Stored records
:::

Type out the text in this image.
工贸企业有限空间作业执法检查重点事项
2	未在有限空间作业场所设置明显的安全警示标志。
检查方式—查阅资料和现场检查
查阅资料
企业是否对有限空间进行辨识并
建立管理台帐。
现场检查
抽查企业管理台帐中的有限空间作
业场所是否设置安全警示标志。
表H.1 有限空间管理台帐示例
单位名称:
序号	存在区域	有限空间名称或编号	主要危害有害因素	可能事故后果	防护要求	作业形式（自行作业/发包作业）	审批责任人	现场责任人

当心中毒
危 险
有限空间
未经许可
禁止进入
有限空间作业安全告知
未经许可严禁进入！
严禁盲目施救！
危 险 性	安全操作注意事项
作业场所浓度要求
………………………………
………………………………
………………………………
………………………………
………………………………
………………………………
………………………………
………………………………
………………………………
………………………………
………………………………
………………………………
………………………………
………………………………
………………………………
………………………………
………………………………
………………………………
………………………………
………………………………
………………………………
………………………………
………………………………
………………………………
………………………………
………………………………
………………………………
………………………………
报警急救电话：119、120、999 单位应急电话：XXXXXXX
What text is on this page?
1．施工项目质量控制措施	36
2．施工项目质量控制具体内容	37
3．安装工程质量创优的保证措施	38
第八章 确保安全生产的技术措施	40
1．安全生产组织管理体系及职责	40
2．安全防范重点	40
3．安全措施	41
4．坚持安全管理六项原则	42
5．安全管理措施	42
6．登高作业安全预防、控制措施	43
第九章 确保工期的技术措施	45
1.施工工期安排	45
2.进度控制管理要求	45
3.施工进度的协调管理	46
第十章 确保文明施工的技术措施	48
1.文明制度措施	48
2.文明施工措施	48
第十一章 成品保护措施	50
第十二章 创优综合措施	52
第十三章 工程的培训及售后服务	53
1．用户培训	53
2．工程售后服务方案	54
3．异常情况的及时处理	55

:::

GOAL: Each record above should be repeated exactly as it appears.

FULL SOLUTION:
Type out the text in this image.
工贸企业有限空间作业执法检查重点事项
2	未在有限空间作业场所设置明显的安全警示标志。
检查方式—查阅资料和现场检查
查阅资料
企业是否对有限空间进行辨识并
建立管理台帐。
现场检查
抽查企业管理台帐中的有限空间作
业场所是否设置安全警示标志。
表H.1 有限空间管理台帐示例
单位名称:
序号	存在区域	有限空间名称或编号	主要危害有害因素	可能事故后果	防护要求	作业形式（自行作业/发包作业）	审批责任人	现场责任人

当心中毒
危 险
有限空间
未经许可
禁止进入
有限空间作业安全告知
未经许可严禁进入！
严禁盲目施救！
危 险 性	安全操作注意事项
作业场所浓度要求
………………………………
………………………………
………………………………
………………………………
………………………………
………………………………
………………………………
………………………………
………………………………
………………………………
………………………………
………………………………
………………………………
………………………………
………………………………
………………………………
………………………………
………………………………
………………………………
………………………………
………………………………
………………………………
………………………………
………………………………
………………………………
………………………………
………………………………
………………………………
报警急救电话：119、120、999 单位应急电话：XXXXXXX
What text is on this page?
1．施工项目质量控制措施	36
2．施工项目质量控制具体内容	37
3．安装工程质量创优的保证措施	38
第八章 确保安全生产的技术措施	40
1．安全生产组织管理体系及职责	40
2．安全防范重点	40
3．安全措施	41
4．坚持安全管理六项原则	42
5．安全管理措施	42
6．登高作业安全预防、控制措施	43
第九章 确保工期的技术措施	45
1.施工工期安排	45
2.进度控制管理要求	45
3.施工进度的协调管理	46
第十章 确保文明施工的技术措施	48
1.文明制度措施	48
2.文明施工措施	48
第十一章 成品保护措施	50
第十二章 创优综合措施	52
第十三章 工程的培训及售后服务	53
1．用户培训	53
2．工程售后服务方案	54
3．异常情况的及时处理	55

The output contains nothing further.